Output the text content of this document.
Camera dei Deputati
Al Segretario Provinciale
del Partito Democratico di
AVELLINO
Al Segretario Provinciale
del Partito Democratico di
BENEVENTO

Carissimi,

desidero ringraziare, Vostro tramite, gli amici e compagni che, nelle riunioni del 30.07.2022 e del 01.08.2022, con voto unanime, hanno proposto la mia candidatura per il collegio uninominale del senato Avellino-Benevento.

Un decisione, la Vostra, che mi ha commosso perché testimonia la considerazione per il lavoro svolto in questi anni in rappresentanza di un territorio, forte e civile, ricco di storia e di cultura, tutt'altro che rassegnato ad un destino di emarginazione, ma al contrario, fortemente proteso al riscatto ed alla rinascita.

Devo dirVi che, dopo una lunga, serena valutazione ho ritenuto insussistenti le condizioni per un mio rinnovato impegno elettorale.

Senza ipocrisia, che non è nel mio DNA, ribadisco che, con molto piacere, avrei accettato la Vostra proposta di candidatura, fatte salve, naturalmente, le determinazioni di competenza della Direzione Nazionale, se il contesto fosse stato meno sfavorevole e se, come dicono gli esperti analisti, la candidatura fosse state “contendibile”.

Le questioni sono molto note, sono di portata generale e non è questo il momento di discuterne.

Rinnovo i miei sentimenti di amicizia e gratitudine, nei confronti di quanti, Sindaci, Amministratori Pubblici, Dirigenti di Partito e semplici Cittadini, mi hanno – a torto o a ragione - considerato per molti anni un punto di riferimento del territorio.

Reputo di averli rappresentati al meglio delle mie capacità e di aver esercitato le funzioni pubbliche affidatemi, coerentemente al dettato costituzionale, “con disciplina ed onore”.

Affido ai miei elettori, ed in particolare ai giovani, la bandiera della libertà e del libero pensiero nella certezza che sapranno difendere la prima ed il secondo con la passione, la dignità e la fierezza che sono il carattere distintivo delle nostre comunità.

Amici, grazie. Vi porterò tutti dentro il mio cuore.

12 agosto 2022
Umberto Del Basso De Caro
● ● ● ● ●
* BRIEF
From the preceding material, extract every line exactly.

* FULL SOLUTION
Output the text content of this document.
Camera dei Deputati
Al Segretario Provinciale
del Partito Democratico di
AVELLINO
Al Segretario Provinciale
del Partito Democratico di
BENEVENTO

Carissimi,

desidero ringraziare, Vostro tramite, gli amici e compagni che, nelle riunioni del 30.07.2022 e del 01.08.2022, con voto unanime, hanno proposto la mia candidatura per il collegio uninominale del senato Avellino-Benevento.

Un decisione, la Vostra, che mi ha commosso perché testimonia la considerazione per il lavoro svolto in questi anni in rappresentanza di un territorio, forte e civile, ricco di storia e di cultura, tutt'altro che rassegnato ad un destino di emarginazione, ma al contrario, fortemente proteso al riscatto ed alla rinascita.

Devo dirVi che, dopo una lunga, serena valutazione ho ritenuto insussistenti le condizioni per un mio rinnovato impegno elettorale.

Senza ipocrisia, che non è nel mio DNA, ribadisco che, con molto piacere, avrei accettato la Vostra proposta di candidatura, fatte salve, naturalmente, le determinazioni di competenza della Direzione Nazionale, se il contesto fosse stato meno sfavorevole e se, come dicono gli esperti analisti, la candidatura fosse state “contendibile”.

Le questioni sono molto note, sono di portata generale e non è questo il momento di discuterne.

Rinnovo i miei sentimenti di amicizia e gratitudine, nei confronti di quanti, Sindaci, Amministratori Pubblici, Dirigenti di Partito e semplici Cittadini, mi hanno – a torto o a ragione - considerato per molti anni un punto di riferimento del territorio.

Reputo di averli rappresentati al meglio delle mie capacità e di aver esercitato le funzioni pubbliche affidatemi, coerentemente al dettato costituzionale, “con disciplina ed onore”.

Affido ai miei elettori, ed in particolare ai giovani, la bandiera della libertà e del libero pensiero nella certezza che sapranno difendere la prima ed il secondo con la passione, la dignità e la fierezza che sono il carattere distintivo delle nostre comunità.

Amici, grazie. Vi porterò tutti dentro il mio cuore.

12 agosto 2022
Umberto Del Basso De Caro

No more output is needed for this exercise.